Layout element annotations:
- - -
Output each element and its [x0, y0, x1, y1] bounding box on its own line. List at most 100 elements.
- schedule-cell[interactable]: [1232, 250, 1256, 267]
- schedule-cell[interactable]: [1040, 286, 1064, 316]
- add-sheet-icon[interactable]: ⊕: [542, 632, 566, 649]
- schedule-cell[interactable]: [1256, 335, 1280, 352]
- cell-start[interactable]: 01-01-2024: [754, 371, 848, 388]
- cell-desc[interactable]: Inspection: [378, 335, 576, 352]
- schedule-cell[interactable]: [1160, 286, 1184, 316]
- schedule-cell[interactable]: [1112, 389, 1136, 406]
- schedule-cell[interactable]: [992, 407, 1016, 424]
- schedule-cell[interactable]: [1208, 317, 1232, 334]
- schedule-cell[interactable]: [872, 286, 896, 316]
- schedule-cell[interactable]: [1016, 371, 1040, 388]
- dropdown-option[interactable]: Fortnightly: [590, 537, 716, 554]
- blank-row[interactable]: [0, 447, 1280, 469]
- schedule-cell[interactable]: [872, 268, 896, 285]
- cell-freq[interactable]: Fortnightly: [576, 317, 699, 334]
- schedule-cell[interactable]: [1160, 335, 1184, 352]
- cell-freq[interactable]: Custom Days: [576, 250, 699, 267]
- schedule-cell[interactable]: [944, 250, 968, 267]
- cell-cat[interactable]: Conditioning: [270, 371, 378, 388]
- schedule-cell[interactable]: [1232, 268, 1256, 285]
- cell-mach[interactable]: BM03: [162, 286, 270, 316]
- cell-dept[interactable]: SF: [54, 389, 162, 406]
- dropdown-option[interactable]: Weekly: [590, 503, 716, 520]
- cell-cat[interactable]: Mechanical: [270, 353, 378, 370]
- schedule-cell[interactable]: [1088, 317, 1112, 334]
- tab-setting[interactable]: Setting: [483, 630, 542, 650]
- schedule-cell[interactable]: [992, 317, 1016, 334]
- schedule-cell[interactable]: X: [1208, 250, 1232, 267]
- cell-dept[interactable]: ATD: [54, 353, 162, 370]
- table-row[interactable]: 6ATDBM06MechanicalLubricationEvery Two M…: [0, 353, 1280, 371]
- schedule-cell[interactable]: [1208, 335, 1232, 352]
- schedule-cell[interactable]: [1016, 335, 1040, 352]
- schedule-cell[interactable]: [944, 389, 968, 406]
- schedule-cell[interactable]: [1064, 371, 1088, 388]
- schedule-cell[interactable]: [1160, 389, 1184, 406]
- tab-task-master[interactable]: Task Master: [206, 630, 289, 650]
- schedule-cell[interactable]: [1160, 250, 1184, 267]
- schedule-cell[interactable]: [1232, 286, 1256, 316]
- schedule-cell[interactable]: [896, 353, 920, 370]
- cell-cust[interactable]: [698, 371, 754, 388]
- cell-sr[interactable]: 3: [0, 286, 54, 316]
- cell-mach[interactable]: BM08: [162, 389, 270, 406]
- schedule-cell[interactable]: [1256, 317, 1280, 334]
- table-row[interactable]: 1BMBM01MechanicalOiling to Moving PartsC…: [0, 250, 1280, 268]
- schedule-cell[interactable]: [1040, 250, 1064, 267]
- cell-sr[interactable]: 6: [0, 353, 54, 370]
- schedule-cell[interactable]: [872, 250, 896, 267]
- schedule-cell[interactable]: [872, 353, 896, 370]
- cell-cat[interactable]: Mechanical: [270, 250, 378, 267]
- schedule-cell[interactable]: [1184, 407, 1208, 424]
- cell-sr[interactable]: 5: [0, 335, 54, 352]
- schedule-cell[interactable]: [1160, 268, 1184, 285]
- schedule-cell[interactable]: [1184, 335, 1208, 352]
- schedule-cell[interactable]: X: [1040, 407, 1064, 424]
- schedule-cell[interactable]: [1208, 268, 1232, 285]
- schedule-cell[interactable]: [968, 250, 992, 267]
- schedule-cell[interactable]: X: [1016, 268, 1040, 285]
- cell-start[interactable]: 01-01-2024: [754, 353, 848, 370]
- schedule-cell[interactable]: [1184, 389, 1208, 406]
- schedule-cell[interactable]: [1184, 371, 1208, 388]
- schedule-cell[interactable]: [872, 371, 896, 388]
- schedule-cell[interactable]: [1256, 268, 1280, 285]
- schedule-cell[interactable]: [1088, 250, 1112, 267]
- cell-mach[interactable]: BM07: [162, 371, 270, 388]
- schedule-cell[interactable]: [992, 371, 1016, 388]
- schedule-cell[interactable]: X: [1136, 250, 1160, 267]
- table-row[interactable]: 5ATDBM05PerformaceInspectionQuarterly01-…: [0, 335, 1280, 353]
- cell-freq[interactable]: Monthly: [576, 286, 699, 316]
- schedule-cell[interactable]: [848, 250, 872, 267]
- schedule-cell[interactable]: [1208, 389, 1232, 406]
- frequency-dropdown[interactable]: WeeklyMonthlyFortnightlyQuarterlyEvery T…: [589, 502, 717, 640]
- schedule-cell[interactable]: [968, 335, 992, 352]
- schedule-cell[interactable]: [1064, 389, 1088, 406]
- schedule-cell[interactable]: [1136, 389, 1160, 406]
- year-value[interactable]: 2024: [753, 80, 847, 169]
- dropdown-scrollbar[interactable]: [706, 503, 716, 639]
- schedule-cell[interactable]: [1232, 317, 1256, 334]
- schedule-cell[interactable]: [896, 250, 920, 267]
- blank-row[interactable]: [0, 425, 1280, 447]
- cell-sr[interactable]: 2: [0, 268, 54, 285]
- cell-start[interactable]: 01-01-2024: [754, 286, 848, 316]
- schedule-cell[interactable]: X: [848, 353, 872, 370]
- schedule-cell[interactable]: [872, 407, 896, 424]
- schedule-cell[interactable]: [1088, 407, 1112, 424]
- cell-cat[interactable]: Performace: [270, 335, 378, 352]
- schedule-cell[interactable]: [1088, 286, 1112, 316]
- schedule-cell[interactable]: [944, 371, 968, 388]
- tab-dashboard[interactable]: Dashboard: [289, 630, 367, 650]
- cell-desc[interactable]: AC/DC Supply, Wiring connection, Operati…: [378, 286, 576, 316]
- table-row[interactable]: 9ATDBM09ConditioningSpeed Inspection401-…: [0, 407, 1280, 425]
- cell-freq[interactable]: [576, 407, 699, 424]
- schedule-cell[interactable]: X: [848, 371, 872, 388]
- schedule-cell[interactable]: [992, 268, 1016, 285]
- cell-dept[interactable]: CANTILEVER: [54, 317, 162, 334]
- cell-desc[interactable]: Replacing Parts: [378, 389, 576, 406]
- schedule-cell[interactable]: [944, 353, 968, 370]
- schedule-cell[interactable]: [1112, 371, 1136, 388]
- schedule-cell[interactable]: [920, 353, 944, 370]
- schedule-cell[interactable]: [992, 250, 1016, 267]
- - -
Exercise: Copy out the lines of the records above, from the very first line through the line containing "- schedule-cell[interactable]: [1256, 335, 1280, 352]", including that line.

Exercise output:
Output each element and its [x0, y0, x1, y1] bounding box on its own line. List at most 100 elements.
- schedule-cell[interactable]: [1232, 250, 1256, 267]
- schedule-cell[interactable]: [1040, 286, 1064, 316]
- add-sheet-icon[interactable]: ⊕: [542, 632, 566, 649]
- schedule-cell[interactable]: [1256, 335, 1280, 352]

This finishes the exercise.